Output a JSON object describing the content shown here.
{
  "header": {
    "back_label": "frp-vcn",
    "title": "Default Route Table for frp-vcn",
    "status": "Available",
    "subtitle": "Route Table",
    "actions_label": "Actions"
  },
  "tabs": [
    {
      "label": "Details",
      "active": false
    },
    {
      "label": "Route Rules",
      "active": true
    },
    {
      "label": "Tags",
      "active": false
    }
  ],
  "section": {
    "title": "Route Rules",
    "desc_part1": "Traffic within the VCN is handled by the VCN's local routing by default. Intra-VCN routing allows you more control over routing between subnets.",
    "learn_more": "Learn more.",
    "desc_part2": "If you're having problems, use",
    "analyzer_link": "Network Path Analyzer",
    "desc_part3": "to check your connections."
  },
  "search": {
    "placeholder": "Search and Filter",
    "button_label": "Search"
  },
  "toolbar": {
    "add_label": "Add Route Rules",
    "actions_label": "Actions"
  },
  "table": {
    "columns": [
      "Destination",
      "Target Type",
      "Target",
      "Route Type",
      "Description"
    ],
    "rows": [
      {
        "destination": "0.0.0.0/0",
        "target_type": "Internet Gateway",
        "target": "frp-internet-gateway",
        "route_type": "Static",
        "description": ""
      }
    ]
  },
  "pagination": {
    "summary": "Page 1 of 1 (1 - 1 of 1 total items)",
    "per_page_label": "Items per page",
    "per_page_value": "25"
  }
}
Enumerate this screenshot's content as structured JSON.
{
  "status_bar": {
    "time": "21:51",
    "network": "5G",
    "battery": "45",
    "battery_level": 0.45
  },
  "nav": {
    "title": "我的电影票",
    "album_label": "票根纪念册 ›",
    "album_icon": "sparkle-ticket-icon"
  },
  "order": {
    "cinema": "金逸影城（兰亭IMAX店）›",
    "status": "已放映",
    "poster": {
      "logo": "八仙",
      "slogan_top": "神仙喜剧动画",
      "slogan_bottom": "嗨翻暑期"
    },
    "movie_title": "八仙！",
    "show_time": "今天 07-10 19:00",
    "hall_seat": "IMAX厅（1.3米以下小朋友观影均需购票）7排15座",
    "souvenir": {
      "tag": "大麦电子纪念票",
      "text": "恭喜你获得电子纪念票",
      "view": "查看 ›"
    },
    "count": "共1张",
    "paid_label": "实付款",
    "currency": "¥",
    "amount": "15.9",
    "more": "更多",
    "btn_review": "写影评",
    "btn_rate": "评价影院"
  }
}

----------

Exercise prompt:
Repeat the entries shown above, every one, word for word.

Solution:
Output a JSON object describing the content shown here.
{
  "header": {
    "back_label": "frp-vcn",
    "title": "Default Route Table for frp-vcn",
    "status": "Available",
    "subtitle": "Route Table",
    "actions_label": "Actions"
  },
  "tabs": [
    {
      "label": "Details",
      "active": false
    },
    {
      "label": "Route Rules",
      "active": true
    },
    {
      "label": "Tags",
      "active": false
    }
  ],
  "section": {
    "title": "Route Rules",
    "desc_part1": "Traffic within the VCN is handled by the VCN's local routing by default. Intra-VCN routing allows you more control over routing between subnets.",
    "learn_more": "Learn more.",
    "desc_part2": "If you're having problems, use",
    "analyzer_link": "Network Path Analyzer",
    "desc_part3": "to check your connections."
  },
  "search": {
    "placeholder": "Search and Filter",
    "button_label": "Search"
  },
  "toolbar": {
    "add_label": "Add Route Rules",
    "actions_label": "Actions"
  },
  "table": {
    "columns": [
      "Destination",
      "Target Type",
      "Target",
      "Route Type",
      "Description"
    ],
    "rows": [
      {
        "destination": "0.0.0.0/0",
        "target_type": "Internet Gateway",
        "target": "frp-internet-gateway",
        "route_type": "Static",
        "description": ""
      }
    ]
  },
  "pagination": {
    "summary": "Page 1 of 1 (1 - 1 of 1 total items)",
    "per_page_label": "Items per page",
    "per_page_value": "25"
  }
}
Enumerate this screenshot's content as structured JSON.
{
  "status_bar": {
    "time": "21:51",
    "network": "5G",
    "battery": "45",
    "battery_level": 0.45
  },
  "nav": {
    "title": "我的电影票",
    "album_label": "票根纪念册 ›",
    "album_icon": "sparkle-ticket-icon"
  },
  "order": {
    "cinema": "金逸影城（兰亭IMAX店）›",
    "status": "已放映",
    "poster": {
      "logo": "八仙",
      "slogan_top": "神仙喜剧动画",
      "slogan_bottom": "嗨翻暑期"
    },
    "movie_title": "八仙！",
    "show_time": "今天 07-10 19:00",
    "hall_seat": "IMAX厅（1.3米以下小朋友观影均需购票）7排15座",
    "souvenir": {
      "tag": "大麦电子纪念票",
      "text": "恭喜你获得电子纪念票",
      "view": "查看 ›"
    },
    "count": "共1张",
    "paid_label": "实付款",
    "currency": "¥",
    "amount": "15.9",
    "more": "更多",
    "btn_review": "写影评",
    "btn_rate": "评价影院"
  }
}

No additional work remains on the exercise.